Exercise directions. From the material below, pull out every line that contains the string "font", matching case exactly.

Material to process.

* begin *

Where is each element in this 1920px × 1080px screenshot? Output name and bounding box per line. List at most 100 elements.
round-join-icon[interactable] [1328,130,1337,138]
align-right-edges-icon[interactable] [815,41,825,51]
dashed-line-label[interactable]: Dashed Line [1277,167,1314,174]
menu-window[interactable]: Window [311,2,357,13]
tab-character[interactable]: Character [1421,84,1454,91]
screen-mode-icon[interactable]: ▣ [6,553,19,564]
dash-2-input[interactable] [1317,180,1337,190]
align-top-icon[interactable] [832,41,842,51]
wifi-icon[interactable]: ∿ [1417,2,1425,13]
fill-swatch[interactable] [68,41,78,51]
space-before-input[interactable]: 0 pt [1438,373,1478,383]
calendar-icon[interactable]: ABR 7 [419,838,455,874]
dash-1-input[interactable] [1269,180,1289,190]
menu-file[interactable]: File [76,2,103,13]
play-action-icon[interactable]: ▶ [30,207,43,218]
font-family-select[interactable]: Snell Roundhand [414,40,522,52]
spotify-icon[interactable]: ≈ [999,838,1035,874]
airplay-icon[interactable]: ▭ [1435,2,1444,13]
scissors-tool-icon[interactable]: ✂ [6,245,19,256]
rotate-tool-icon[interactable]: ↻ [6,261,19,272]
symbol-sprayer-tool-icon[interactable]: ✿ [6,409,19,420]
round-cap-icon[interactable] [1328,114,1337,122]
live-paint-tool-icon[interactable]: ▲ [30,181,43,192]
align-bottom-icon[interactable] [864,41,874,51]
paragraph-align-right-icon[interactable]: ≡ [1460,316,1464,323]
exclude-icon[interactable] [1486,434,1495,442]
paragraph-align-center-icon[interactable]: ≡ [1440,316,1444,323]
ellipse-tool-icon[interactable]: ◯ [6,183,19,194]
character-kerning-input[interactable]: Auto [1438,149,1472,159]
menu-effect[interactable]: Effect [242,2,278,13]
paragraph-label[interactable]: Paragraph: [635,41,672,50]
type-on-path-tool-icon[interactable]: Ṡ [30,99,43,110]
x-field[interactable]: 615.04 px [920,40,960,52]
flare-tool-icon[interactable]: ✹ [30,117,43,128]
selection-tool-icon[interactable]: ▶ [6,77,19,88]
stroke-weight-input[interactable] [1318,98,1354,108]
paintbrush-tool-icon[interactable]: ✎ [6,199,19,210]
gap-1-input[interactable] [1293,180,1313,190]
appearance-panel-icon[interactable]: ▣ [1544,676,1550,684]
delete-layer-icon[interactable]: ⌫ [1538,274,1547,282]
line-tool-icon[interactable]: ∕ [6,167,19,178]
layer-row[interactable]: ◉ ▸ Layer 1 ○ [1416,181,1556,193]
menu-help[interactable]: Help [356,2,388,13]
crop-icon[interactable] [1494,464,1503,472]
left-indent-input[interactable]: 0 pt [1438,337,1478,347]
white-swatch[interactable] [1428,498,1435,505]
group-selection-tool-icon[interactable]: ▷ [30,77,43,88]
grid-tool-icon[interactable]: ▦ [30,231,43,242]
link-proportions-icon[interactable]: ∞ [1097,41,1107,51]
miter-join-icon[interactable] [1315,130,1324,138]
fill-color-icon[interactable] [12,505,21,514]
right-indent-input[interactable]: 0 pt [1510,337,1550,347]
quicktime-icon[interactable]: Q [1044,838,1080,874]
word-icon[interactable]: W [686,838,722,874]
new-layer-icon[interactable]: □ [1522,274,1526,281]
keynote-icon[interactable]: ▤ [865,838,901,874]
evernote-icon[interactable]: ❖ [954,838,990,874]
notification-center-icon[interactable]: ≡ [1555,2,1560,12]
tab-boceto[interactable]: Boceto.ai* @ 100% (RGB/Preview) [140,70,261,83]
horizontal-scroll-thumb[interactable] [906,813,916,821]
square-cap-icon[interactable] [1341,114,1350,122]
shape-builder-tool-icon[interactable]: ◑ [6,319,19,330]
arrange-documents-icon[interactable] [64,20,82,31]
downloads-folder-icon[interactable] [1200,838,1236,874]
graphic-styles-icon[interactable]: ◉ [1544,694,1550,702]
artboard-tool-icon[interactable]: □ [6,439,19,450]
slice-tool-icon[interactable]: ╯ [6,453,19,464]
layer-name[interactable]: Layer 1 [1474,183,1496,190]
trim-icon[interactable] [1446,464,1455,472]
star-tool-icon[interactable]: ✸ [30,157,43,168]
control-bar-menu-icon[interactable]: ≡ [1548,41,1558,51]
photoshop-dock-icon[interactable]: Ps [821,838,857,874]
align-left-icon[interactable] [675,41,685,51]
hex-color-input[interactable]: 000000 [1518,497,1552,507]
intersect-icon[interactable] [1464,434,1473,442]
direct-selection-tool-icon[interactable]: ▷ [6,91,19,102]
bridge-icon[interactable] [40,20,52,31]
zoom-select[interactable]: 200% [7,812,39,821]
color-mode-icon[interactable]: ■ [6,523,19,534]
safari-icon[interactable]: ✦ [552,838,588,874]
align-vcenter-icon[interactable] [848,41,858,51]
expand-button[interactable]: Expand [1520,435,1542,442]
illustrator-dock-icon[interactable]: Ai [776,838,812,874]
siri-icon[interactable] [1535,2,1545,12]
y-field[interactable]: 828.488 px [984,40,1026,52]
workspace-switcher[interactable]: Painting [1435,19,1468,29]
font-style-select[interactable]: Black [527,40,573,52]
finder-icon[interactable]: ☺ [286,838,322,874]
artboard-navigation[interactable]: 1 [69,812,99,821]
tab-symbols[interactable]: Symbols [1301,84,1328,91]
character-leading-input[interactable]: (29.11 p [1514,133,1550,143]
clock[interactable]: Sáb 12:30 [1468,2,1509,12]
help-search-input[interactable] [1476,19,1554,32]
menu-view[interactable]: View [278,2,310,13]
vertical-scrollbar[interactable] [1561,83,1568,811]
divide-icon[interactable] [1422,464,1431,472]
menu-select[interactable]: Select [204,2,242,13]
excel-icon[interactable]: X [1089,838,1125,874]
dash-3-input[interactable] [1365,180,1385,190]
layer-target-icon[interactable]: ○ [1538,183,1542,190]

* end *

Written answer.
font-family-select[interactable]: Snell Roundhand [414,40,522,52]
font-style-select[interactable]: Black [527,40,573,52]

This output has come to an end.